━━━━━ Records supplied ━━━━━
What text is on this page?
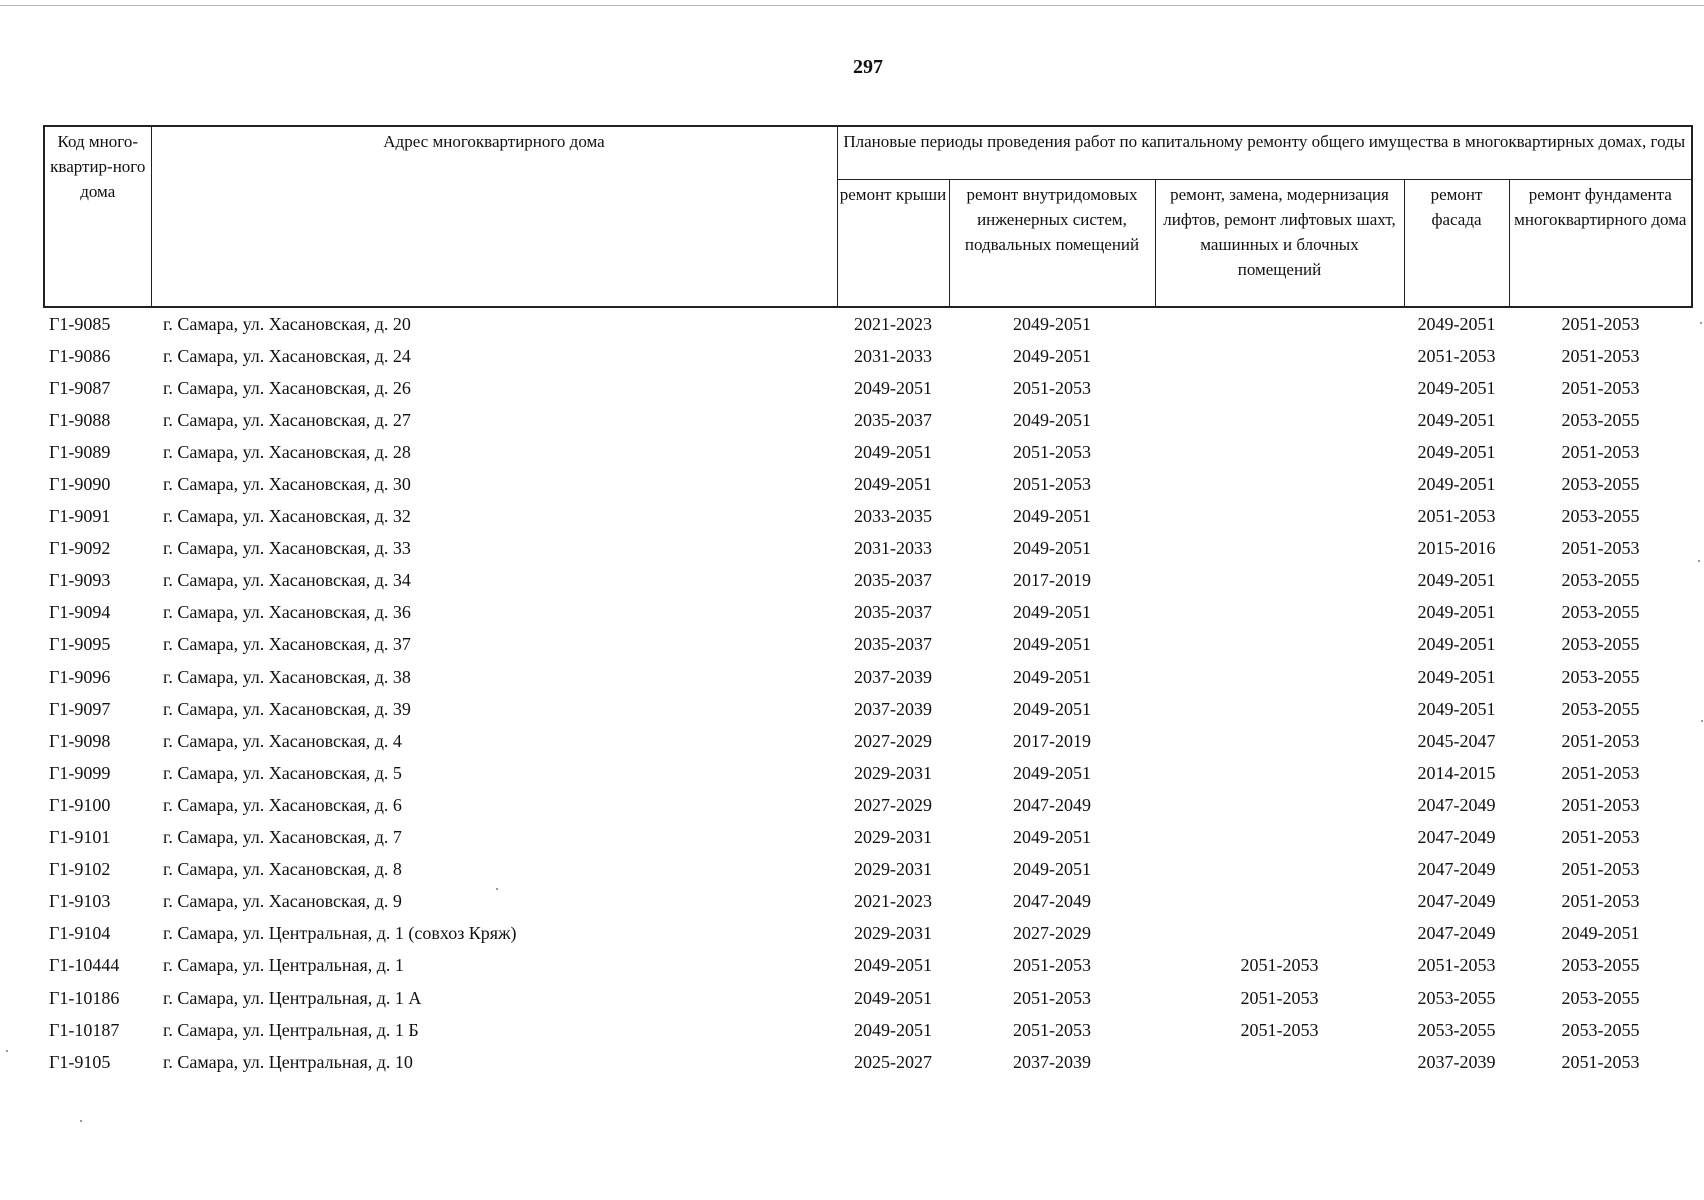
297
Код много-квартир-ного дома	Адрес многоквартирного дома	Плановые периоды проведения работ по капитальному ремонту общего имущества в многоквартирных домах, годы				
		ремонт крыши	ремонт внутридомовых инженерных систем, подвальных помещений	ремонт, замена, модернизация лифтов, ремонт лифтовых шахт, машинных и блочных помещений	ремонт фасада	ремонт фундамента многоквартирного дома
Г1-9085	г. Самара, ул. Хасановская, д. 20	2021-2023	2049-2051		2049-2051	2051-2053
Г1-9086	г. Самара, ул. Хасановская, д. 24	2031-2033	2049-2051		2051-2053	2051-2053
Г1-9087	г. Самара, ул. Хасановская, д. 26	2049-2051	2051-2053		2049-2051	2051-2053
Г1-9088	г. Самара, ул. Хасановская, д. 27	2035-2037	2049-2051		2049-2051	2053-2055
Г1-9089	г. Самара, ул. Хасановская, д. 28	2049-2051	2051-2053		2049-2051	2051-2053
Г1-9090	г. Самара, ул. Хасановская, д. 30	2049-2051	2051-2053		2049-2051	2053-2055
Г1-9091	г. Самара, ул. Хасановская, д. 32	2033-2035	2049-2051		2051-2053	2053-2055
Г1-9092	г. Самара, ул. Хасановская, д. 33	2031-2033	2049-2051		2015-2016	2051-2053
Г1-9093	г. Самара, ул. Хасановская, д. 34	2035-2037	2017-2019		2049-2051	2053-2055
Г1-9094	г. Самара, ул. Хасановская, д. 36	2035-2037	2049-2051		2049-2051	2053-2055
Г1-9095	г. Самара, ул. Хасановская, д. 37	2035-2037	2049-2051		2049-2051	2053-2055
Г1-9096	г. Самара, ул. Хасановская, д. 38	2037-2039	2049-2051		2049-2051	2053-2055
Г1-9097	г. Самара, ул. Хасановская, д. 39	2037-2039	2049-2051		2049-2051	2053-2055
Г1-9098	г. Самара, ул. Хасановская, д. 4	2027-2029	2017-2019		2045-2047	2051-2053
Г1-9099	г. Самара, ул. Хасановская, д. 5	2029-2031	2049-2051		2014-2015	2051-2053
Г1-9100	г. Самара, ул. Хасановская, д. 6	2027-2029	2047-2049		2047-2049	2051-2053
Г1-9101	г. Самара, ул. Хасановская, д. 7	2029-2031	2049-2051		2047-2049	2051-2053
Г1-9102	г. Самара, ул. Хасановская, д. 8	2029-2031	2049-2051		2047-2049	2051-2053
Г1-9103	г. Самара, ул. Хасановская, д. 9	2021-2023	2047-2049		2047-2049	2051-2053
Г1-9104	г. Самара, ул. Центральная, д. 1 (совхоз Кряж)	2029-2031	2027-2029		2047-2049	2049-2051
Г1-10444	г. Самара, ул. Центральная, д. 1	2049-2051	2051-2053	2051-2053	2051-2053	2053-2055
Г1-10186	г. Самара, ул. Центральная, д. 1 А	2049-2051	2051-2053	2051-2053	2053-2055	2053-2055
Г1-10187	г. Самара, ул. Центральная, д. 1 Б	2049-2051	2051-2053	2051-2053	2053-2055	2053-2055
Г1-9105	г. Самара, ул. Центральная, д. 10	2025-2027	2037-2039		2037-2039	2051-2053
━━━━━
Task: Collect each line holding the string "Центральная".

Task answer:
Г1-9104	г. Самара, ул. Центральная, д. 1 (совхоз Кряж)	2029-2031	2027-2029		2047-2049	2049-2051
Г1-10444	г. Самара, ул. Центральная, д. 1	2049-2051	2051-2053	2051-2053	2051-2053	2053-2055
Г1-10186	г. Самара, ул. Центральная, д. 1 А	2049-2051	2051-2053	2051-2053	2053-2055	2053-2055
Г1-10187	г. Самара, ул. Центральная, д. 1 Б	2049-2051	2051-2053	2051-2053	2053-2055	2053-2055
Г1-9105	г. Самара, ул. Центральная, д. 10	2025-2027	2037-2039		2037-2039	2051-2053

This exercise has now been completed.